■ **WHAT TO WORK ON**
How many lines of the data hold the word "search"? State the number and nothing else.

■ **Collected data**
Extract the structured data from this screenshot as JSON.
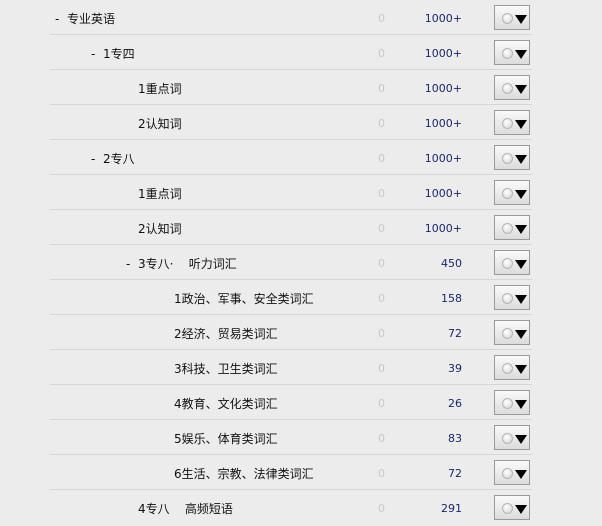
{
  "rows": [
    {
      "label": "专业英语",
      "toggle": "-",
      "zero": "0",
      "count": "1000+",
      "depth": 0
    },
    {
      "label": "1专四",
      "toggle": "-",
      "zero": "0",
      "count": "1000+",
      "depth": 1
    },
    {
      "label": "1重点词",
      "toggle": "",
      "zero": "0",
      "count": "1000+",
      "depth": 2
    },
    {
      "label": "2认知词",
      "toggle": "",
      "zero": "0",
      "count": "1000+",
      "depth": 2
    },
    {
      "label": "2专八",
      "toggle": "-",
      "zero": "0",
      "count": "1000+",
      "depth": 1
    },
    {
      "label": "1重点词",
      "toggle": "",
      "zero": "0",
      "count": "1000+",
      "depth": 2
    },
    {
      "label": "2认知词",
      "toggle": "",
      "zero": "0",
      "count": "1000+",
      "depth": 2
    },
    {
      "label": "3专八·    听力词汇",
      "toggle": "-",
      "zero": "0",
      "count": "450",
      "depth": 3
    },
    {
      "label": "1政治、军事、安全类词汇",
      "toggle": "",
      "zero": "0",
      "count": "158",
      "depth": 4
    },
    {
      "label": "2经济、贸易类词汇",
      "toggle": "",
      "zero": "0",
      "count": "72",
      "depth": 4
    },
    {
      "label": "3科技、卫生类词汇",
      "toggle": "",
      "zero": "0",
      "count": "39",
      "depth": 4
    },
    {
      "label": "4教育、文化类词汇",
      "toggle": "",
      "zero": "0",
      "count": "26",
      "depth": 4
    },
    {
      "label": "5娱乐、体育类词汇",
      "toggle": "",
      "zero": "0",
      "count": "83",
      "depth": 4
    },
    {
      "label": "6生活、宗教、法律类词汇",
      "toggle": "",
      "zero": "0",
      "count": "72",
      "depth": 4
    },
    {
      "label": "4专八    高频短语",
      "toggle": "",
      "zero": "0",
      "count": "291",
      "depth": 2
    }
  ],
  "row_action_icon": "dropdown-circle-arrow-icon",
  "colors": {
    "background": "#ececec",
    "count_text": "#1a2670",
    "zero_text": "#c8c8c8",
    "divider": "#d7d7d7"
  }
}
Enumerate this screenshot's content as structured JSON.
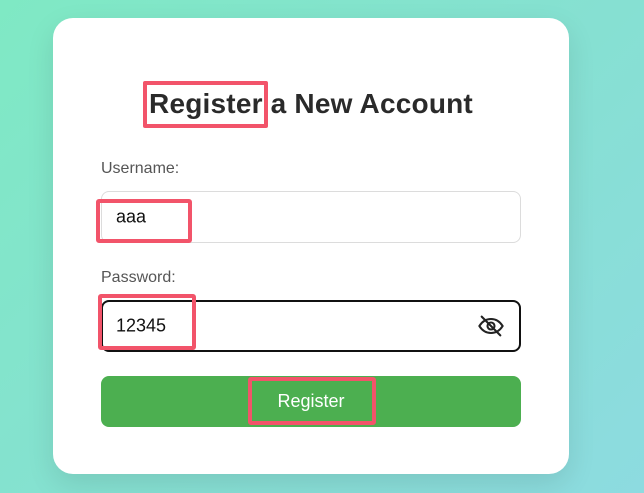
{
  "form": {
    "title_prefix": "Register",
    "title_suffix": " a New Account",
    "username_label": "Username:",
    "username_value": "aaa",
    "password_label": "Password:",
    "password_value": "12345",
    "password_toggle_icon": "eye-off-icon",
    "submit_label": "Register"
  },
  "colors": {
    "accent": "#4caf50",
    "highlight": "#f2546a",
    "background_start": "#7fe9c4",
    "background_end": "#8ddbe0"
  }
}
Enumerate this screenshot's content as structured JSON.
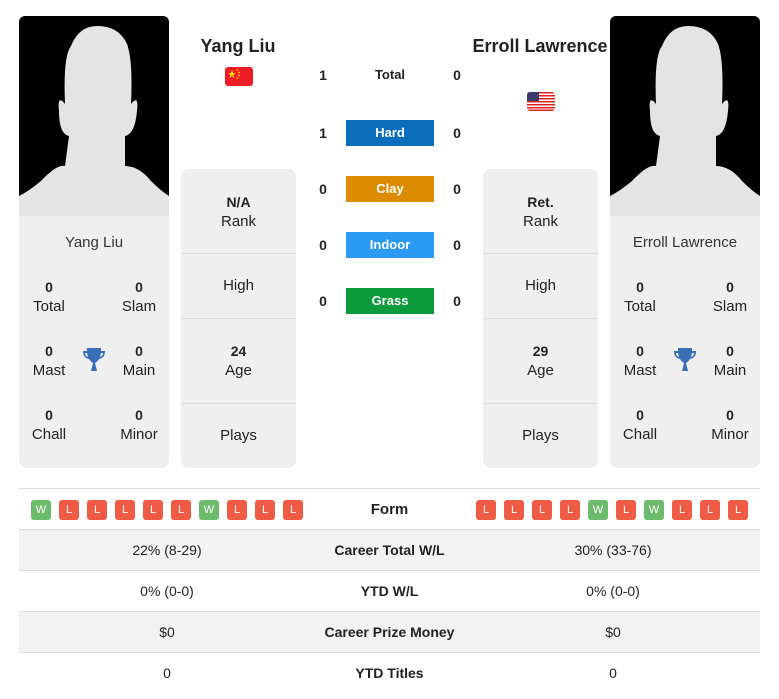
{
  "player1": {
    "name": "Yang Liu",
    "country": "China",
    "flag_icon": "china-flag-icon",
    "card_name": "Yang Liu",
    "titles": {
      "total": {
        "value": "0",
        "label": "Total"
      },
      "slam": {
        "value": "0",
        "label": "Slam"
      },
      "mast": {
        "value": "0",
        "label": "Mast"
      },
      "main": {
        "value": "0",
        "label": "Main"
      },
      "chall": {
        "value": "0",
        "label": "Chall"
      },
      "minor": {
        "value": "0",
        "label": "Minor"
      }
    },
    "info": {
      "rank": {
        "value": "N/A",
        "label": "Rank"
      },
      "high": {
        "value": "",
        "label": "High"
      },
      "age": {
        "value": "24",
        "label": "Age"
      },
      "plays": {
        "value": "",
        "label": "Plays"
      }
    },
    "form": [
      "W",
      "L",
      "L",
      "L",
      "L",
      "L",
      "W",
      "L",
      "L",
      "L"
    ],
    "career_wl": "22% (8-29)",
    "ytd_wl": "0% (0-0)",
    "prize_money": "$0",
    "ytd_titles": "0"
  },
  "player2": {
    "name": "Erroll Lawrence",
    "country": "USA",
    "flag_icon": "usa-flag-icon",
    "card_name": "Erroll Lawrence",
    "titles": {
      "total": {
        "value": "0",
        "label": "Total"
      },
      "slam": {
        "value": "0",
        "label": "Slam"
      },
      "mast": {
        "value": "0",
        "label": "Mast"
      },
      "main": {
        "value": "0",
        "label": "Main"
      },
      "chall": {
        "value": "0",
        "label": "Chall"
      },
      "minor": {
        "value": "0",
        "label": "Minor"
      }
    },
    "info": {
      "rank": {
        "value": "Ret.",
        "label": "Rank"
      },
      "high": {
        "value": "",
        "label": "High"
      },
      "age": {
        "value": "29",
        "label": "Age"
      },
      "plays": {
        "value": "",
        "label": "Plays"
      }
    },
    "form": [
      "L",
      "L",
      "L",
      "L",
      "W",
      "L",
      "W",
      "L",
      "L",
      "L"
    ],
    "career_wl": "30% (33-76)",
    "ytd_wl": "0% (0-0)",
    "prize_money": "$0",
    "ytd_titles": "0"
  },
  "h2h": [
    {
      "label": "Total",
      "p1": "1",
      "p2": "0",
      "color": ""
    },
    {
      "label": "Hard",
      "p1": "1",
      "p2": "0",
      "color": "#0a6ebd"
    },
    {
      "label": "Clay",
      "p1": "0",
      "p2": "0",
      "color": "#dd8c00"
    },
    {
      "label": "Indoor",
      "p1": "0",
      "p2": "0",
      "color": "#2b9af3"
    },
    {
      "label": "Grass",
      "p1": "0",
      "p2": "0",
      "color": "#0b9a3c"
    }
  ],
  "labels": {
    "form": "Form",
    "career_wl": "Career Total W/L",
    "ytd_wl": "YTD W/L",
    "prize_money": "Career Prize Money",
    "ytd_titles": "YTD Titles"
  },
  "colors": {
    "win": "#6dbb6d",
    "loss": "#ef5b45",
    "trophy": "#3a6fb8"
  }
}
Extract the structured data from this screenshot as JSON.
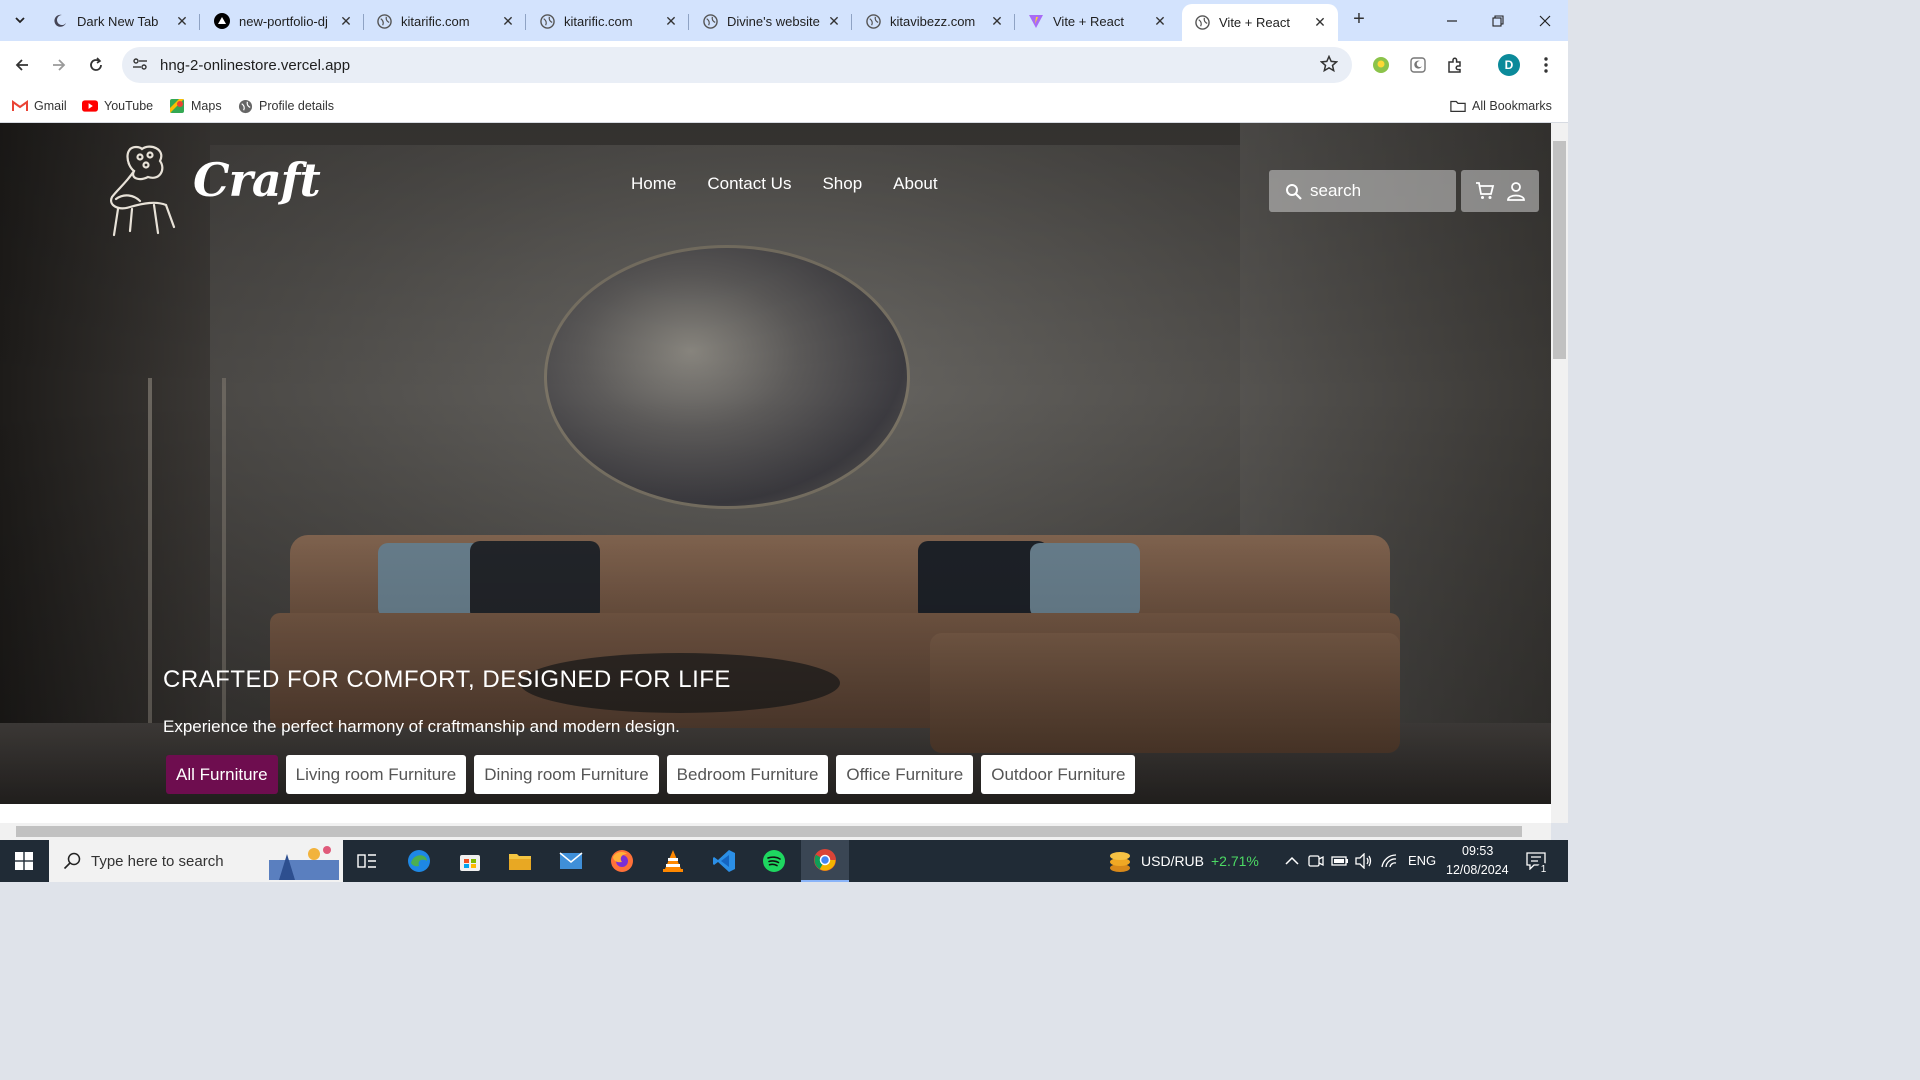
{
  "browser": {
    "tabs": [
      {
        "title": "Dark New Tab",
        "active": false
      },
      {
        "title": "new-portfolio-dj",
        "active": false
      },
      {
        "title": "kitarific.com",
        "active": false
      },
      {
        "title": "kitarific.com",
        "active": false
      },
      {
        "title": "Divine's website",
        "active": false
      },
      {
        "title": "kitavibezz.com",
        "active": false
      },
      {
        "title": "Vite + React",
        "active": false
      },
      {
        "title": "Vite + React",
        "active": true
      }
    ],
    "url": "hng-2-onlinestore.vercel.app",
    "profile_initial": "D",
    "bookmarks": [
      {
        "label": "Gmail",
        "icon": "gmail-icon"
      },
      {
        "label": "YouTube",
        "icon": "youtube-icon"
      },
      {
        "label": "Maps",
        "icon": "maps-icon"
      },
      {
        "label": "Profile details",
        "icon": "globe-icon"
      }
    ],
    "all_bookmarks_label": "All Bookmarks"
  },
  "site": {
    "logo_text": "Craft",
    "nav": [
      "Home",
      "Contact Us",
      "Shop",
      "About"
    ],
    "search_placeholder": "search",
    "hero_title": "CRAFTED FOR COMFORT, DESIGNED FOR LIFE",
    "hero_subtitle": "Experience the perfect harmony of craftmanship and modern design.",
    "categories": [
      {
        "label": "All Furniture",
        "active": true
      },
      {
        "label": "Living room Furniture",
        "active": false
      },
      {
        "label": "Dining room Furniture",
        "active": false
      },
      {
        "label": "Bedroom Furniture",
        "active": false
      },
      {
        "label": "Office Furniture",
        "active": false
      },
      {
        "label": "Outdoor Furniture",
        "active": false
      }
    ],
    "accent_color": "#6e0d4f"
  },
  "taskbar": {
    "search_placeholder": "Type here to search",
    "ticker_label": "USD/RUB",
    "ticker_change": "+2.71%",
    "language": "ENG",
    "time": "09:53",
    "date": "12/08/2024",
    "notification_count": "1"
  }
}
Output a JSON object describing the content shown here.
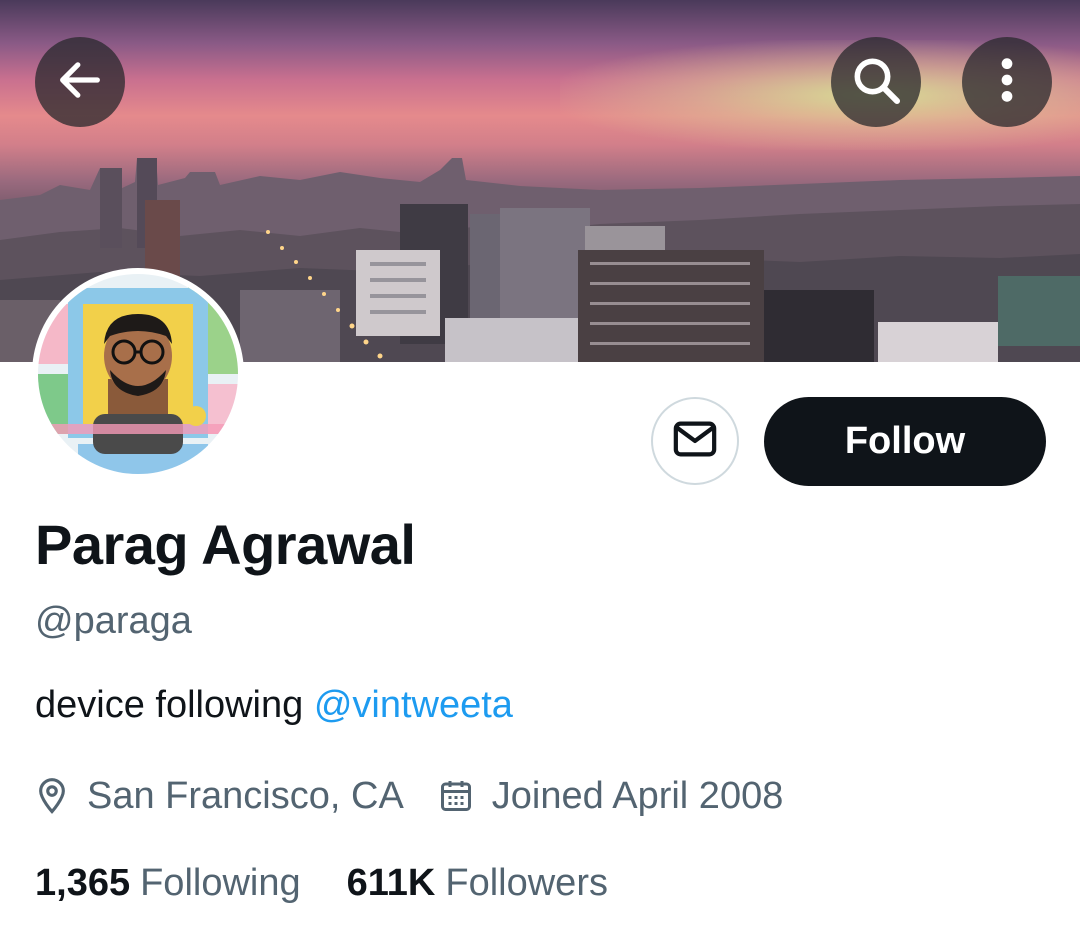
{
  "header": {
    "back_icon": "arrow-left-icon",
    "search_icon": "search-icon",
    "more_icon": "more-vertical-icon"
  },
  "profile": {
    "name": "Parag Agrawal",
    "handle": "@paraga",
    "bio_text": "device following ",
    "bio_mention": "@vintweeta",
    "location": "San Francisco, CA",
    "joined": "Joined April 2008",
    "following_count": "1,365",
    "following_label": "Following",
    "followers_count": "611K",
    "followers_label": "Followers"
  },
  "actions": {
    "message_icon": "envelope-icon",
    "follow_label": "Follow"
  },
  "colors": {
    "text_primary": "#0f1419",
    "text_secondary": "#536471",
    "link": "#1d9bf0",
    "follow_bg": "#0f1419"
  }
}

■ **EXERCISE SOLUTION**
3